● Stated task
Lines that hold the word "right" should be located and copied.

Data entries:
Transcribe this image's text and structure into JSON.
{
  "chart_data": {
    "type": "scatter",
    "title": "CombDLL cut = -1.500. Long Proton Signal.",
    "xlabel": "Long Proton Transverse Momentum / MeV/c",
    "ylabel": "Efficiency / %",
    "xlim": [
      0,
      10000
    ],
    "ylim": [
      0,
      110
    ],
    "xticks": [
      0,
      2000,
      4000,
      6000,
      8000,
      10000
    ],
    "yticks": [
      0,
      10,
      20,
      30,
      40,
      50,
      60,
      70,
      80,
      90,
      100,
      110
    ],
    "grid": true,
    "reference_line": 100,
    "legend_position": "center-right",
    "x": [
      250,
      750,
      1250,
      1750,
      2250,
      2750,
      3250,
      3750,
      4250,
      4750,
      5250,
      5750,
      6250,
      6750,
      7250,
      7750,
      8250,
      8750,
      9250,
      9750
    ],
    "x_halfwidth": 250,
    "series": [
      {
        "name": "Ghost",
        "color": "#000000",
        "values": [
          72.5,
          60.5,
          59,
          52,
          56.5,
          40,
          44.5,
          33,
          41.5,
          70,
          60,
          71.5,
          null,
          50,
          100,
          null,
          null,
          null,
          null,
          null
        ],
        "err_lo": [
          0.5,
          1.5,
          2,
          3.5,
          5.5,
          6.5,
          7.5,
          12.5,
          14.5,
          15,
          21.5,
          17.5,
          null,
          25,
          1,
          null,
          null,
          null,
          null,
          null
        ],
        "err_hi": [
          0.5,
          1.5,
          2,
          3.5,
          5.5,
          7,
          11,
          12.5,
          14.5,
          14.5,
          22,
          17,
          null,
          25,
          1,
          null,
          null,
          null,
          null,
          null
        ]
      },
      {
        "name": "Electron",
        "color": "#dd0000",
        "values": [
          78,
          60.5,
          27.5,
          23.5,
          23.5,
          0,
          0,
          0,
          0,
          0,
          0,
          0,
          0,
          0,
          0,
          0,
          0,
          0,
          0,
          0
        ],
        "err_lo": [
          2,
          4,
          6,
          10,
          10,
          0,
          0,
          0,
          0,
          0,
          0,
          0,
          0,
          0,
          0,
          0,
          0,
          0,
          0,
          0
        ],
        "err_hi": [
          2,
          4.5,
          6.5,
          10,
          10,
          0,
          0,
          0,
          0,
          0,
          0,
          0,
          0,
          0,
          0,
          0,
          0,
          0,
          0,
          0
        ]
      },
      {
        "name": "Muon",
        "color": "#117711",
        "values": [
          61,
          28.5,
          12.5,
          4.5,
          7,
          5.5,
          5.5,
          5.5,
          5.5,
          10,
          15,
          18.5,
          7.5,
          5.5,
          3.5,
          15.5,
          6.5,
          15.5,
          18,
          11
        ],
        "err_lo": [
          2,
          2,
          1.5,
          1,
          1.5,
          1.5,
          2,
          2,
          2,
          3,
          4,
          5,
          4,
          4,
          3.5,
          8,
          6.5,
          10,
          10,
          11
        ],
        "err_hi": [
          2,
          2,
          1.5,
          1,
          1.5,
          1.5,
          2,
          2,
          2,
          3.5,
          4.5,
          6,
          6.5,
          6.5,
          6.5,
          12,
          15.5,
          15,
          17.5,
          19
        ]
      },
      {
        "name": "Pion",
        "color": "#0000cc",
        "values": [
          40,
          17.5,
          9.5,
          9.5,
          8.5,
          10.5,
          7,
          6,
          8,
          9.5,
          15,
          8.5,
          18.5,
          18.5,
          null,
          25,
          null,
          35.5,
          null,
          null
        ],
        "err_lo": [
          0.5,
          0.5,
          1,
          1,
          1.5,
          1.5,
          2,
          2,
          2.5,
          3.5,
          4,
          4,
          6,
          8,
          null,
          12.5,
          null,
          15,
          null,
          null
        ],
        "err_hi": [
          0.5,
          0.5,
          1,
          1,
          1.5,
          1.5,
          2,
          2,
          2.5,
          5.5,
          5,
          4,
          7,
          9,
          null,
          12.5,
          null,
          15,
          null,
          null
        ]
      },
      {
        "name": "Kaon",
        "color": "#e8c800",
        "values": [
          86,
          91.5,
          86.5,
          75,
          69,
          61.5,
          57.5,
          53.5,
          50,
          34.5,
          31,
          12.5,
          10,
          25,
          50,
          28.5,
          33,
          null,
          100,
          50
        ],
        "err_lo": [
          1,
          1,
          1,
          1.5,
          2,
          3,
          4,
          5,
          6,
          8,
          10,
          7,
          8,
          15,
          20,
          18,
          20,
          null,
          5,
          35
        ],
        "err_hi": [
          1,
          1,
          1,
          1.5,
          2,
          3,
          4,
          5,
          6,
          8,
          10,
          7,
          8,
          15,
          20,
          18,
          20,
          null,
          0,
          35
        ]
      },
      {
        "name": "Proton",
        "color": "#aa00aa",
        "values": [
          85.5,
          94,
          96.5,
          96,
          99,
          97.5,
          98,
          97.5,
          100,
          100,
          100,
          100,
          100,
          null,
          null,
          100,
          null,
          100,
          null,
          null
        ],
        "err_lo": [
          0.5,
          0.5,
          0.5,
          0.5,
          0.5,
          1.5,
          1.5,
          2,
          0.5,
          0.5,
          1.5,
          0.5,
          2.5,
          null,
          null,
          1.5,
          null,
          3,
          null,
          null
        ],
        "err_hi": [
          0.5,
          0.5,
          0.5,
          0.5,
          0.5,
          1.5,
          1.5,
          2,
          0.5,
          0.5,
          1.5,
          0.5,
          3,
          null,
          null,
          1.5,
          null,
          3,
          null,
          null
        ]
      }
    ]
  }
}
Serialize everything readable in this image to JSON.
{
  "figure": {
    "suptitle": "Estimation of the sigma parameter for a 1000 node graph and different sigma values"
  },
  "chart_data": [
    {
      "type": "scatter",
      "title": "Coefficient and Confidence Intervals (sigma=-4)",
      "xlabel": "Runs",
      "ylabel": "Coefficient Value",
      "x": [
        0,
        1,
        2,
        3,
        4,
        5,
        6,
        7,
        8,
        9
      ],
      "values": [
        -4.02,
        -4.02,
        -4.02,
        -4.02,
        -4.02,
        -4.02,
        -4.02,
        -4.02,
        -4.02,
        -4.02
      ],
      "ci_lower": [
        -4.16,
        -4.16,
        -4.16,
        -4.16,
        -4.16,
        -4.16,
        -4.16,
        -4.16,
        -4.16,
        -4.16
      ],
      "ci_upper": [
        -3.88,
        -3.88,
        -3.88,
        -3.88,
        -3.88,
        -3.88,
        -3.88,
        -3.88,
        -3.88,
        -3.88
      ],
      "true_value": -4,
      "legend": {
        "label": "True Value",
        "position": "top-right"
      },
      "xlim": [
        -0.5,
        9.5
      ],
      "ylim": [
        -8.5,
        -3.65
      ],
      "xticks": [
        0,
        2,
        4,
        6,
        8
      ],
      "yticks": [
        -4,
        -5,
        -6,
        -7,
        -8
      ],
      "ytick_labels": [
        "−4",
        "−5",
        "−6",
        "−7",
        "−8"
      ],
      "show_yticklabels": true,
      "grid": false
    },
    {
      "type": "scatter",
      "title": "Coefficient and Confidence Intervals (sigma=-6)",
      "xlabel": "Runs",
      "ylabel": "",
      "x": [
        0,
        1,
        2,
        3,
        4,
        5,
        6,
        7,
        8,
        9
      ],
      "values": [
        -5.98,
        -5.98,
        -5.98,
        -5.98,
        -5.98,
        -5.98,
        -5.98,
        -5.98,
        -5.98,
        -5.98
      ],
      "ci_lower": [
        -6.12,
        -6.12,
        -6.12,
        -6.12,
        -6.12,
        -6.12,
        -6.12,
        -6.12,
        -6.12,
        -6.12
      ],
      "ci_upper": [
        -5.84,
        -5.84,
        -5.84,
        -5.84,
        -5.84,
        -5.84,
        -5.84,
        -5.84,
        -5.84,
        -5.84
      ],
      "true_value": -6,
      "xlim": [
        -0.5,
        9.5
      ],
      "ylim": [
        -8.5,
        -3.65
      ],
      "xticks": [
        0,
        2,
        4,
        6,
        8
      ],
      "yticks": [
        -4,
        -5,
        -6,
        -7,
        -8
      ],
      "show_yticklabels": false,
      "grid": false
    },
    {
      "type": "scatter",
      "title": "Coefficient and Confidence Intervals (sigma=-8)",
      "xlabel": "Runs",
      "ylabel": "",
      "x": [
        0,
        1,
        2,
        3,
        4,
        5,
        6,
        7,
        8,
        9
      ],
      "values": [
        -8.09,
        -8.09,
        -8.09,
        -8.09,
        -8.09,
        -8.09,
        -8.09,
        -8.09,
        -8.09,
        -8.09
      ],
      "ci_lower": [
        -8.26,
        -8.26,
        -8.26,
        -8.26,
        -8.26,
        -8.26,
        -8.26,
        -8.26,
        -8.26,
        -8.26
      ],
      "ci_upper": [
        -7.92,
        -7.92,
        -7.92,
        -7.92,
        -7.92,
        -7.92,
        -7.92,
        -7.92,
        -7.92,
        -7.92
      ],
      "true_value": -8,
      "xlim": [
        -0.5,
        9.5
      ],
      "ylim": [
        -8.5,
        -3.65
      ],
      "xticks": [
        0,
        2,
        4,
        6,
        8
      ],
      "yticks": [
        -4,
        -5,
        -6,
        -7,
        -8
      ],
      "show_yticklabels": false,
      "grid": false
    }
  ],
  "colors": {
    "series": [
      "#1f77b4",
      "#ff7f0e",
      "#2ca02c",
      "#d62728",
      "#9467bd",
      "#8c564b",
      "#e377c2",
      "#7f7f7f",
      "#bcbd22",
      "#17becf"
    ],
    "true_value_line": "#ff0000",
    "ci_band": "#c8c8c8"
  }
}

● Task response
    "legend_position": "center-right",
        "position": "top-right"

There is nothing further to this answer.